**STATED GOAL**. Quote each line of the material verbatim, without the pictures.

**RECORDS TO PROCESS**.
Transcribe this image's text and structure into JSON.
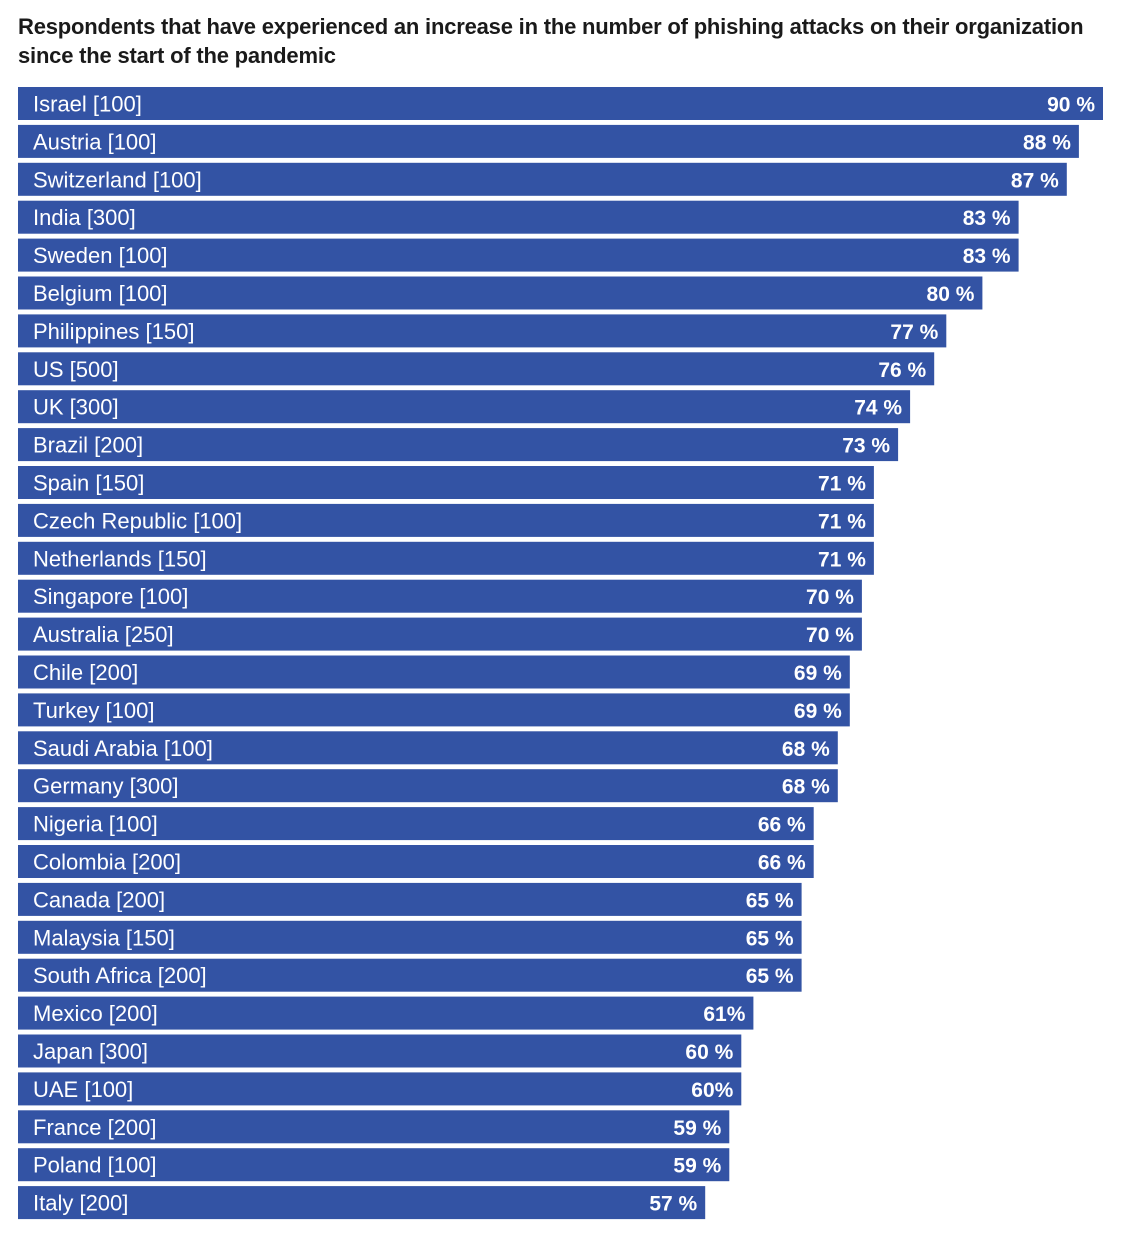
{
  "chart_data": {
    "type": "bar",
    "orientation": "horizontal",
    "title": "Respondents that have experienced an increase in the number of phishing attacks on their organization since the start of the pandemic",
    "categories": [
      "Israel [100]",
      "Austria [100]",
      "Switzerland [100]",
      "India [300]",
      "Sweden [100]",
      "Belgium [100]",
      "Philippines [150]",
      "US [500]",
      "UK [300]",
      "Brazil [200]",
      "Spain [150]",
      "Czech Republic [100]",
      "Netherlands [150]",
      "Singapore [100]",
      "Australia [250]",
      "Chile [200]",
      "Turkey [100]",
      "Saudi Arabia [100]",
      "Germany [300]",
      "Nigeria [100]",
      "Colombia [200]",
      "Canada [200]",
      "Malaysia [150]",
      "South Africa [200]",
      "Mexico [200]",
      "Japan [300]",
      "UAE [100]",
      "France [200]",
      "Poland [100]",
      "Italy [200]"
    ],
    "values": [
      90,
      88,
      87,
      83,
      83,
      80,
      77,
      76,
      74,
      73,
      71,
      71,
      71,
      70,
      70,
      69,
      69,
      68,
      68,
      66,
      66,
      65,
      65,
      65,
      61,
      60,
      60,
      59,
      59,
      57
    ],
    "value_labels": [
      "90 %",
      "88 %",
      "87 %",
      "83 %",
      "83 %",
      "80 %",
      "77 %",
      "76 %",
      "74 %",
      "73 %",
      "71 %",
      "71 %",
      "71 %",
      "70 %",
      "70 %",
      "69 %",
      "69 %",
      "68 %",
      "68 %",
      "66 %",
      "66 %",
      "65 %",
      "65 %",
      "65 %",
      "61%",
      "60 %",
      "60%",
      "59 %",
      "59 %",
      "57 %"
    ],
    "xlim": [
      0,
      90
    ],
    "grid": false,
    "legend": "none",
    "bar_color": "#3353A4",
    "label_color": "#ffffff"
  }
}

**RESULT OF THE EXERCISE**.
Transcribe this image's text and structure into JSON.
{
  "chart_data": {
    "type": "bar",
    "orientation": "horizontal",
    "title": "Respondents that have experienced an increase in the number of phishing attacks on their organization since the start of the pandemic",
    "categories": [
      "Israel [100]",
      "Austria [100]",
      "Switzerland [100]",
      "India [300]",
      "Sweden [100]",
      "Belgium [100]",
      "Philippines [150]",
      "US [500]",
      "UK [300]",
      "Brazil [200]",
      "Spain [150]",
      "Czech Republic [100]",
      "Netherlands [150]",
      "Singapore [100]",
      "Australia [250]",
      "Chile [200]",
      "Turkey [100]",
      "Saudi Arabia [100]",
      "Germany [300]",
      "Nigeria [100]",
      "Colombia [200]",
      "Canada [200]",
      "Malaysia [150]",
      "South Africa [200]",
      "Mexico [200]",
      "Japan [300]",
      "UAE [100]",
      "France [200]",
      "Poland [100]",
      "Italy [200]"
    ],
    "values": [
      90,
      88,
      87,
      83,
      83,
      80,
      77,
      76,
      74,
      73,
      71,
      71,
      71,
      70,
      70,
      69,
      69,
      68,
      68,
      66,
      66,
      65,
      65,
      65,
      61,
      60,
      60,
      59,
      59,
      57
    ],
    "value_labels": [
      "90 %",
      "88 %",
      "87 %",
      "83 %",
      "83 %",
      "80 %",
      "77 %",
      "76 %",
      "74 %",
      "73 %",
      "71 %",
      "71 %",
      "71 %",
      "70 %",
      "70 %",
      "69 %",
      "69 %",
      "68 %",
      "68 %",
      "66 %",
      "66 %",
      "65 %",
      "65 %",
      "65 %",
      "61%",
      "60 %",
      "60%",
      "59 %",
      "59 %",
      "57 %"
    ],
    "xlim": [
      0,
      90
    ],
    "grid": false,
    "legend": "none",
    "bar_color": "#3353A4",
    "label_color": "#ffffff"
  }
}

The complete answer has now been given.